→ Task list
[1] Reproduce word for word the stretch of the wind turbine blade text from "The present invention" through "within the shell.".
[2] Pick up the wind turbine blade text where it ends and keep writing it.

→ Passage

Wind turbine blade with multiple spar caps

Abstract

The present invention relates to wind turbine blade and a method of manufacturing the wind turbine blade. An aerodynamic shell is provided with a recess (70) at its inner surface, the recess (70) extending with-in the shell along a spanwise direction of the blade. A first region of the recess (70) has a first width and a second region of the recess (70) has a second width exceeding the first width. A transition region is provided between the first region and the second region of the re-cess. A first and a second spar cap (80, 82) are arranged within the shell.

Claims

1. A wind turbine blade comprising: an aerodynamic shell (62) having an outer surface (64) forming at least part of an exterior surface of the wind turbine blade and an inner surface (66); a recess (70) at the inner surface (66) of the aerodynamic shell, the recess (70) extending within the shell along a spanwise direction of the blade, wherein the recess (70) comprises a first region (72) having a first width, a second region (74) having a second width exceeding the first width, and a transition region (73) connecting the first region (72) with the second region (74) of the recess (70), wherein a width of the transition region (73) tapers from the second region (74) towards the first region (72); and a load carrying structure comprising a first and a second spar cap (80, 82) extending within the shell (62) along a spanwise direction of the blade, wherein the first spar cap (80) is arranged at least partly in the recess (70) of the aerodynamic shell, and wherein the second spar cap (82) is arranged on top of at least part of the first spar cap (80).

→ Rows

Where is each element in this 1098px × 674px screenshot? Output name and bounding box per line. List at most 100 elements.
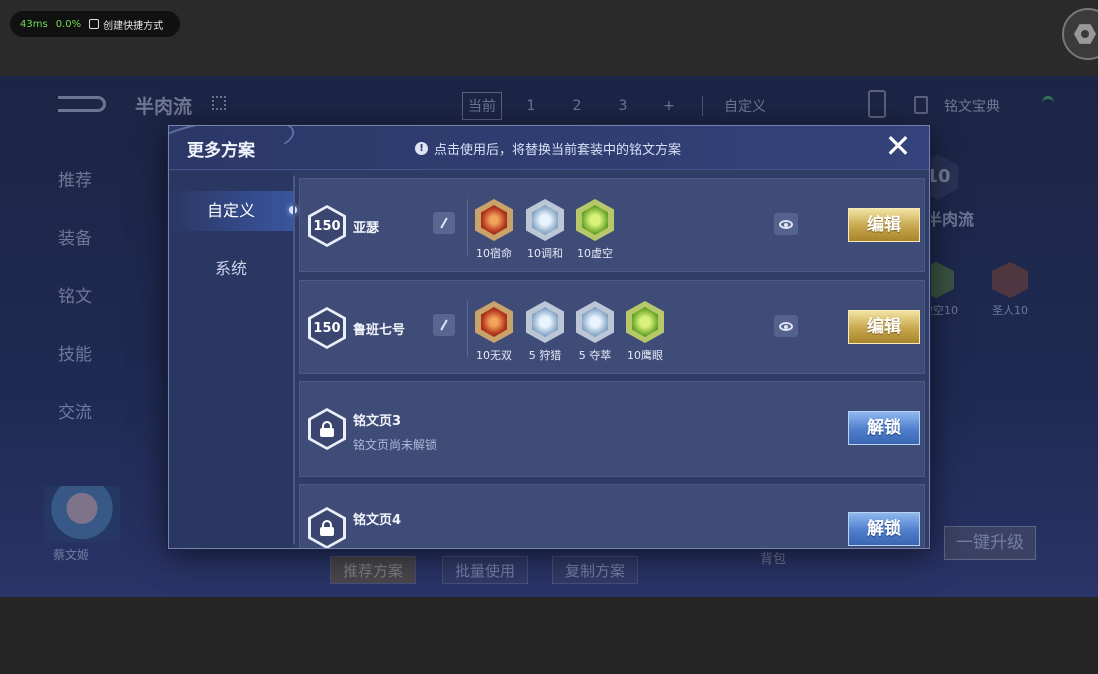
plan-name: 鲁班七号 [353,323,406,338]
side-nav-equipment[interactable]: 装备 [58,210,92,268]
modal-notice: ! 点击使用后，将替换当前套装中的铭文方案 [415,139,681,158]
side-nav-recommend[interactable]: 推荐 [58,152,92,210]
bag-label[interactable]: 背包 [760,548,786,567]
rename-pencil-icon[interactable] [433,314,455,336]
emulator-bottom-bar [0,597,1098,674]
side-nav: 推荐 装备 铭文 技能 交流 [58,152,92,442]
tab-3[interactable]: 3 [600,98,646,114]
lock-icon [320,421,334,437]
void-rune-icon [576,199,614,241]
performance-overlay: 43ms 0.0% 创建快捷方式 [10,11,180,37]
tab-system-plans[interactable]: 系统 [169,249,293,289]
level-value: 150 [311,208,343,244]
latency-readout: 43ms [20,18,48,30]
unlock-button[interactable]: 解锁 [848,512,920,546]
more-plans-modal: 更多方案 ! 点击使用后，将替换当前套装中的铭文方案 ✕ 自定义 系统 150 … [168,125,930,549]
rune-item[interactable]: 10鹰眼 [620,301,670,363]
copy-plan-button[interactable]: 复制方案 [552,556,639,584]
level-badge: 150 [308,307,346,349]
tab-add[interactable]: + [646,98,692,114]
grid-icon[interactable] [212,96,226,110]
hawkeye-rune-icon [626,301,664,343]
rune-item[interactable]: 10虚空 [570,199,620,261]
tab-1[interactable]: 1 [508,98,554,114]
plan-name: 铭文页4 [353,513,402,528]
hero-preset-title: 半肉流 [135,96,193,118]
preview-eye-button[interactable] [774,213,798,235]
hexagon-nut-icon [1074,24,1096,44]
tab-custom[interactable]: 自定义 [715,96,775,116]
rune-item[interactable]: 5 狩猎 [520,301,570,363]
emulator-top-bar: 43ms 0.0% 创建快捷方式 [0,0,1098,76]
plan-card: 150 亚瑟 10宿命 10调和 10虚空 编辑 [299,178,925,272]
rune-mini-sage-label: 圣人10 [992,304,1028,317]
rune-book-link[interactable]: 铭文宝典 [944,96,1000,116]
book-icon [914,96,928,114]
lock-icon [320,520,334,536]
rune-mini-sage [992,262,1028,298]
recommend-plan-button[interactable]: 推荐方案 [330,556,417,584]
plan-name: 铭文页3 [353,414,402,429]
back-logo-icon[interactable] [58,96,106,112]
side-nav-skills[interactable]: 技能 [58,326,92,384]
rune-label: 5 夺萃 [578,349,612,362]
rune-label: 10调和 [527,247,563,260]
level-value: 150 [311,310,343,346]
notice-text: 点击使用后，将替换当前套装中的铭文方案 [434,143,682,158]
side-nav-runes[interactable]: 铭文 [58,268,92,326]
create-shortcut-link[interactable]: 创建快捷方式 [89,17,163,32]
rune-label: 10宿命 [476,247,512,260]
fate-rune-icon [475,199,513,241]
cpu-readout: 0.0% [55,18,82,30]
card-divider [467,199,468,255]
eye-icon [779,219,793,229]
info-icon: ! [415,142,428,155]
modal-header: 更多方案 ! 点击使用后，将替换当前套装中的铭文方案 ✕ [169,126,929,175]
shortcut-icon [89,19,100,29]
locked-plan-card: 铭文页3 铭文页尚未解锁 解锁 [299,381,925,477]
preset-tabs: 当前 1 2 3 + 自定义 [462,92,775,120]
plan-card: 150 鲁班七号 10无双 5 狩猎 5 夺萃 10鹰眼 编辑 [299,280,925,374]
rune-item[interactable]: 5 夺萃 [570,301,620,363]
lock-badge [308,507,346,548]
harmony-rune-icon [526,199,564,241]
rune-item[interactable]: 10宿命 [469,199,519,261]
unlock-button[interactable]: 解锁 [848,411,920,445]
tab-divider [702,96,703,116]
close-button[interactable]: ✕ [881,130,915,164]
batch-use-button[interactable]: 批量使用 [442,556,529,584]
wifi-icon [1042,96,1054,110]
player-avatar[interactable] [44,486,120,542]
player-name: 蔡文姬 [53,548,90,562]
extract-rune-icon [576,301,614,343]
plan-name: 亚瑟 [353,221,380,236]
rune-label: 5 狩猎 [528,349,562,362]
rune-item[interactable]: 10调和 [520,199,570,261]
rune-item[interactable]: 10无双 [469,301,519,363]
rune-label: 10鹰眼 [627,349,663,362]
rune-label: 10无双 [476,349,512,362]
edit-button[interactable]: 编辑 [848,310,920,344]
level-badge: 150 [308,205,346,247]
side-nav-chat[interactable]: 交流 [58,384,92,442]
floating-settings-button[interactable] [1062,8,1098,60]
sidebar-divider [293,176,295,544]
rename-pencil-icon[interactable] [433,212,455,234]
tab-custom-plans[interactable]: 自定义 [169,191,297,231]
hunt-rune-icon [526,301,564,343]
phone-icon[interactable] [868,90,886,118]
edit-button[interactable]: 编辑 [848,208,920,242]
lock-badge [308,408,346,450]
modal-category-sidebar: 自定义 系统 [169,171,297,548]
rune-label: 10虚空 [577,247,613,260]
preview-eye-button[interactable] [774,315,798,337]
card-divider [467,301,468,357]
tab-2[interactable]: 2 [554,98,600,114]
peerless-rune-icon [475,301,513,343]
game-screen: 半肉流 当前 1 2 3 + 自定义 铭文宝典 推荐 装备 铭文 技能 交流 1… [0,76,1098,597]
plan-list[interactable]: 150 亚瑟 10宿命 10调和 10虚空 编辑 150 鲁班七号 10无双 5… [299,178,925,548]
locked-plan-card: 铭文页4 解锁 [299,484,925,548]
one-click-upgrade-button[interactable]: 一键升级 [944,526,1036,560]
tab-current[interactable]: 当前 [462,92,502,120]
locked-status: 铭文页尚未解锁 [353,438,438,452]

→ Solved problems
[1]
The present invention relates to wind turbine blade and a method of manufacturing the wind turbine blade. An aerodynamic shell is provided with a recess (70) at its inner surface, the recess (70) extending with-in the shell along a spanwise direction of the blade. A first region of the recess (70) has a first width and a second region of the recess (70) has a second width exceeding the first width. A transition region is provided between the first region and the second region of the re-cess. A first and a second spar cap (80, 82) are arranged within the shell.

[2]
2. The wind turbine blade according to claim 1, wherein the second spar cap (82) is wider than the first spar cap (80).

3. The wind turbine blade according to claim 1, wherein the shell comprises a pressure side shell half and a suction side shell half, each of the shell halves comprising a recess (70) and a load carrying structure according to claim 1.

4. The wind turbine blade according to claim 1, wherein the first and second spar caps (80, 82) each comprise a fabric, wherein the fabric of the first spar cap (80) is different from the fabric of the second spar cap (82).

5. The wind turbine blade according to claim 1, wherein the first width of the first region is within a range of 35-90% of the second width of the second region.

6. The wind turbine blade according to claim 1, wherein the difference between the first width of the first region and the second width of the second region is in a range of 50-800 mm.

7. The wind turbine blade according to claim 1, wherein the spanwise extent of the transition region is 0.5-5 meters.

8. The wind turbine blade according to claim 1, wherein the first and/or second spar cap (80, 82) comprise a hybrid carbon/glass fibre material.

9. The wind turbine blade according to claim 1, wherein the recess (70) is substantially bottle-shaped.

10. The wind turbine blade according to claim 1, wherein the aerodynamic shell comprises a first thickened portion laterally adjoining the recess (70) at a first side of the recess (70) and a second thickened portion laterally adjoining the recess (70) at a second side of the recess (70).

11. The wind turbine blade according to claim 10, wherein the first thickened portion and/or the second thickened portion are formed as a sandwich structure comprising a number of outer skin layers, a number of inner skin layers, and an intermediate sandwich core material.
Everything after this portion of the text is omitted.